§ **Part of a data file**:
########################################
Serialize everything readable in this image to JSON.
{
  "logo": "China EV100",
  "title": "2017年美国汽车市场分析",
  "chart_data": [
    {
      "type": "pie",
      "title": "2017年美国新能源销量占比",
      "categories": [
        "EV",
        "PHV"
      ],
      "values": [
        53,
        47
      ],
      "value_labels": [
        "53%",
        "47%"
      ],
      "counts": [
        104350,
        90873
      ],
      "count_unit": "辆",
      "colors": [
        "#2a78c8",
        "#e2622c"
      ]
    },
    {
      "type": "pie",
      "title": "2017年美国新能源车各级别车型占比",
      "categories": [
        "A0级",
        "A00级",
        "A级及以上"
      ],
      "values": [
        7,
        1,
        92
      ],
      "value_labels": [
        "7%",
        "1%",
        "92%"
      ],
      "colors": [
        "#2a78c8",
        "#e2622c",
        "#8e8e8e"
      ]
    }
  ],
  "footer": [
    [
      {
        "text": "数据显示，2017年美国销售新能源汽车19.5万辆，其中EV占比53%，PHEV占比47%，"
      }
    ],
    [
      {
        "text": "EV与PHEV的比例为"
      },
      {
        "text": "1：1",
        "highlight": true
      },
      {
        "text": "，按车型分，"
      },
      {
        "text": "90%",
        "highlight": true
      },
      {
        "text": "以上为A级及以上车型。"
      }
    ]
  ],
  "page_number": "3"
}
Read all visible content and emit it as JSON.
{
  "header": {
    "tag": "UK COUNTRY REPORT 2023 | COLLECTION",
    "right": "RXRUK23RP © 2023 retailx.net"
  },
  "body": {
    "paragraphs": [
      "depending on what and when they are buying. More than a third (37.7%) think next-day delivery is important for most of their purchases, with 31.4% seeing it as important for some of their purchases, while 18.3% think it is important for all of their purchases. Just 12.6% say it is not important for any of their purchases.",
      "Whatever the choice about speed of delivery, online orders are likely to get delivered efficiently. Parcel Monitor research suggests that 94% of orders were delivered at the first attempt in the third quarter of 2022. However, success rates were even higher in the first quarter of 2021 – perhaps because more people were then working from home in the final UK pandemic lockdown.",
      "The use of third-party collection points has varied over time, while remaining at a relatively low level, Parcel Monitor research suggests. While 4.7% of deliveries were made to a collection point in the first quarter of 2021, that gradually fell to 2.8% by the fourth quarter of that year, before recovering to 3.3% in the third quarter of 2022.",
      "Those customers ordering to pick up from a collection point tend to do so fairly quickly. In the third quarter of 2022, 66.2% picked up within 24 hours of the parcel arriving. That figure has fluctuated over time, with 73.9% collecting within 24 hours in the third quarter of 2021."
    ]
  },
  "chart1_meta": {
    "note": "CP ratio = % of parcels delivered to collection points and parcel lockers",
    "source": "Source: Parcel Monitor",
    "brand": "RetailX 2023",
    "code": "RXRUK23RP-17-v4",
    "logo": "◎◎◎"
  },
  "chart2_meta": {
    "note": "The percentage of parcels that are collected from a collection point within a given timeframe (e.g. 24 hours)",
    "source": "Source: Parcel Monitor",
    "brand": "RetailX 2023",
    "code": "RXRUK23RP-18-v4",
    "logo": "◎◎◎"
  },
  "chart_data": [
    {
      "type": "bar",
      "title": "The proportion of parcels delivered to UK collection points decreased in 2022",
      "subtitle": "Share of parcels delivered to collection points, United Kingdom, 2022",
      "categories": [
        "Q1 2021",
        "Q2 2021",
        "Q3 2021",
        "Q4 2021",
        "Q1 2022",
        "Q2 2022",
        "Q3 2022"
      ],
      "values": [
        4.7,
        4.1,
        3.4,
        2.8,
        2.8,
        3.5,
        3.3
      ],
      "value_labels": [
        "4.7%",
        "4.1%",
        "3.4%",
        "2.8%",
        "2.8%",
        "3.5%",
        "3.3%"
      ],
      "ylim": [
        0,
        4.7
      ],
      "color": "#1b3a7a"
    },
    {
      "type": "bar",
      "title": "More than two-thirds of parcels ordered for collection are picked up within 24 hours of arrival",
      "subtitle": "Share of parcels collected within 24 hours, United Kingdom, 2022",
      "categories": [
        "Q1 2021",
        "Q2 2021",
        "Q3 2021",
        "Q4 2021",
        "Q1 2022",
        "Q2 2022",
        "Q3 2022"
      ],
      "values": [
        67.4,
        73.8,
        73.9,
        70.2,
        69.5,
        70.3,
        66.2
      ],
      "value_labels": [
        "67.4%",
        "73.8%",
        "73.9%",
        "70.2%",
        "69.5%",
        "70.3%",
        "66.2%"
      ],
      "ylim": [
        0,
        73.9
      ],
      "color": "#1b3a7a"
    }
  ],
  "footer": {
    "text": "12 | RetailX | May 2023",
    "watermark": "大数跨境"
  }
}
########################################
§ **Set problem**: Restate the whole listing exactly, leaving out nothing.

§ **Final result**:
Serialize everything readable in this image to JSON.
{
  "logo": "China EV100",
  "title": "2017年美国汽车市场分析",
  "chart_data": [
    {
      "type": "pie",
      "title": "2017年美国新能源销量占比",
      "categories": [
        "EV",
        "PHV"
      ],
      "values": [
        53,
        47
      ],
      "value_labels": [
        "53%",
        "47%"
      ],
      "counts": [
        104350,
        90873
      ],
      "count_unit": "辆",
      "colors": [
        "#2a78c8",
        "#e2622c"
      ]
    },
    {
      "type": "pie",
      "title": "2017年美国新能源车各级别车型占比",
      "categories": [
        "A0级",
        "A00级",
        "A级及以上"
      ],
      "values": [
        7,
        1,
        92
      ],
      "value_labels": [
        "7%",
        "1%",
        "92%"
      ],
      "colors": [
        "#2a78c8",
        "#e2622c",
        "#8e8e8e"
      ]
    }
  ],
  "footer": [
    [
      {
        "text": "数据显示，2017年美国销售新能源汽车19.5万辆，其中EV占比53%，PHEV占比47%，"
      }
    ],
    [
      {
        "text": "EV与PHEV的比例为"
      },
      {
        "text": "1：1",
        "highlight": true
      },
      {
        "text": "，按车型分，"
      },
      {
        "text": "90%",
        "highlight": true
      },
      {
        "text": "以上为A级及以上车型。"
      }
    ]
  ],
  "page_number": "3"
}
Read all visible content and emit it as JSON.
{
  "header": {
    "tag": "UK COUNTRY REPORT 2023 | COLLECTION",
    "right": "RXRUK23RP © 2023 retailx.net"
  },
  "body": {
    "paragraphs": [
      "depending on what and when they are buying. More than a third (37.7%) think next-day delivery is important for most of their purchases, with 31.4% seeing it as important for some of their purchases, while 18.3% think it is important for all of their purchases. Just 12.6% say it is not important for any of their purchases.",
      "Whatever the choice about speed of delivery, online orders are likely to get delivered efficiently. Parcel Monitor research suggests that 94% of orders were delivered at the first attempt in the third quarter of 2022. However, success rates were even higher in the first quarter of 2021 – perhaps because more people were then working from home in the final UK pandemic lockdown.",
      "The use of third-party collection points has varied over time, while remaining at a relatively low level, Parcel Monitor research suggests. While 4.7% of deliveries were made to a collection point in the first quarter of 2021, that gradually fell to 2.8% by the fourth quarter of that year, before recovering to 3.3% in the third quarter of 2022.",
      "Those customers ordering to pick up from a collection point tend to do so fairly quickly. In the third quarter of 2022, 66.2% picked up within 24 hours of the parcel arriving. That figure has fluctuated over time, with 73.9% collecting within 24 hours in the third quarter of 2021."
    ]
  },
  "chart1_meta": {
    "note": "CP ratio = % of parcels delivered to collection points and parcel lockers",
    "source": "Source: Parcel Monitor",
    "brand": "RetailX 2023",
    "code": "RXRUK23RP-17-v4",
    "logo": "◎◎◎"
  },
  "chart2_meta": {
    "note": "The percentage of parcels that are collected from a collection point within a given timeframe (e.g. 24 hours)",
    "source": "Source: Parcel Monitor",
    "brand": "RetailX 2023",
    "code": "RXRUK23RP-18-v4",
    "logo": "◎◎◎"
  },
  "chart_data": [
    {
      "type": "bar",
      "title": "The proportion of parcels delivered to UK collection points decreased in 2022",
      "subtitle": "Share of parcels delivered to collection points, United Kingdom, 2022",
      "categories": [
        "Q1 2021",
        "Q2 2021",
        "Q3 2021",
        "Q4 2021",
        "Q1 2022",
        "Q2 2022",
        "Q3 2022"
      ],
      "values": [
        4.7,
        4.1,
        3.4,
        2.8,
        2.8,
        3.5,
        3.3
      ],
      "value_labels": [
        "4.7%",
        "4.1%",
        "3.4%",
        "2.8%",
        "2.8%",
        "3.5%",
        "3.3%"
      ],
      "ylim": [
        0,
        4.7
      ],
      "color": "#1b3a7a"
    },
    {
      "type": "bar",
      "title": "More than two-thirds of parcels ordered for collection are picked up within 24 hours of arrival",
      "subtitle": "Share of parcels collected within 24 hours, United Kingdom, 2022",
      "categories": [
        "Q1 2021",
        "Q2 2021",
        "Q3 2021",
        "Q4 2021",
        "Q1 2022",
        "Q2 2022",
        "Q3 2022"
      ],
      "values": [
        67.4,
        73.8,
        73.9,
        70.2,
        69.5,
        70.3,
        66.2
      ],
      "value_labels": [
        "67.4%",
        "73.8%",
        "73.9%",
        "70.2%",
        "69.5%",
        "70.3%",
        "66.2%"
      ],
      "ylim": [
        0,
        73.9
      ],
      "color": "#1b3a7a"
    }
  ],
  "footer": {
    "text": "12 | RetailX | May 2023",
    "watermark": "大数跨境"
  }
}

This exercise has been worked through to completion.